(Data records)
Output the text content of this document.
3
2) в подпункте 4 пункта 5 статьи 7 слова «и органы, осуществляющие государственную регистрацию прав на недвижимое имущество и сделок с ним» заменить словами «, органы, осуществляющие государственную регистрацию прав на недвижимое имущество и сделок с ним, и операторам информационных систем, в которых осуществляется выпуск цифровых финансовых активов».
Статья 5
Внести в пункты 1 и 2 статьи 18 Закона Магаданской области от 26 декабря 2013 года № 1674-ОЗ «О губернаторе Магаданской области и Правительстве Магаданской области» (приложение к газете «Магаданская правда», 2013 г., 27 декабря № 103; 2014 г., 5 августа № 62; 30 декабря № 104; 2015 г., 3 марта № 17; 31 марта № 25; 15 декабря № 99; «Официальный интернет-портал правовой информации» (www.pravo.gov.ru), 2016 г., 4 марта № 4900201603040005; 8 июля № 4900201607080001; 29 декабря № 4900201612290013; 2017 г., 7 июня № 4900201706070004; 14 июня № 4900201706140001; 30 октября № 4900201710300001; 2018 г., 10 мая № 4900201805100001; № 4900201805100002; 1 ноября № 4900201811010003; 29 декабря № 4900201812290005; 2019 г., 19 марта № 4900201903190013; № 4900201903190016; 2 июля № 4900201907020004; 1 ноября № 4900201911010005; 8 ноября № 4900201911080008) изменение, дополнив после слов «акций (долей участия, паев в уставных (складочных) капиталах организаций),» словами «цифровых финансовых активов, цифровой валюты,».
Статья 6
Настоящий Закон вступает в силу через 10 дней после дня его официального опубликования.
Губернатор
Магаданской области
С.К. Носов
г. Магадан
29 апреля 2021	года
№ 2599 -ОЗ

* [Problem] Return every record above exactly as it appears.

* [Exercise result]
Output the text content of this document.
3
2) в подпункте 4 пункта 5 статьи 7 слова «и органы, осуществляющие государственную регистрацию прав на недвижимое имущество и сделок с ним» заменить словами «, органы, осуществляющие государственную регистрацию прав на недвижимое имущество и сделок с ним, и операторам информационных систем, в которых осуществляется выпуск цифровых финансовых активов».
Статья 5
Внести в пункты 1 и 2 статьи 18 Закона Магаданской области от 26 декабря 2013 года № 1674-ОЗ «О губернаторе Магаданской области и Правительстве Магаданской области» (приложение к газете «Магаданская правда», 2013 г., 27 декабря № 103; 2014 г., 5 августа № 62; 30 декабря № 104; 2015 г., 3 марта № 17; 31 марта № 25; 15 декабря № 99; «Официальный интернет-портал правовой информации» (www.pravo.gov.ru), 2016 г., 4 марта № 4900201603040005; 8 июля № 4900201607080001; 29 декабря № 4900201612290013; 2017 г., 7 июня № 4900201706070004; 14 июня № 4900201706140001; 30 октября № 4900201710300001; 2018 г., 10 мая № 4900201805100001; № 4900201805100002; 1 ноября № 4900201811010003; 29 декабря № 4900201812290005; 2019 г., 19 марта № 4900201903190013; № 4900201903190016; 2 июля № 4900201907020004; 1 ноября № 4900201911010005; 8 ноября № 4900201911080008) изменение, дополнив после слов «акций (долей участия, паев в уставных (складочных) капиталах организаций),» словами «цифровых финансовых активов, цифровой валюты,».
Статья 6
Настоящий Закон вступает в силу через 10 дней после дня его официального опубликования.
Губернатор
Магаданской области
С.К. Носов
г. Магадан
29 апреля 2021	года
№ 2599 -ОЗ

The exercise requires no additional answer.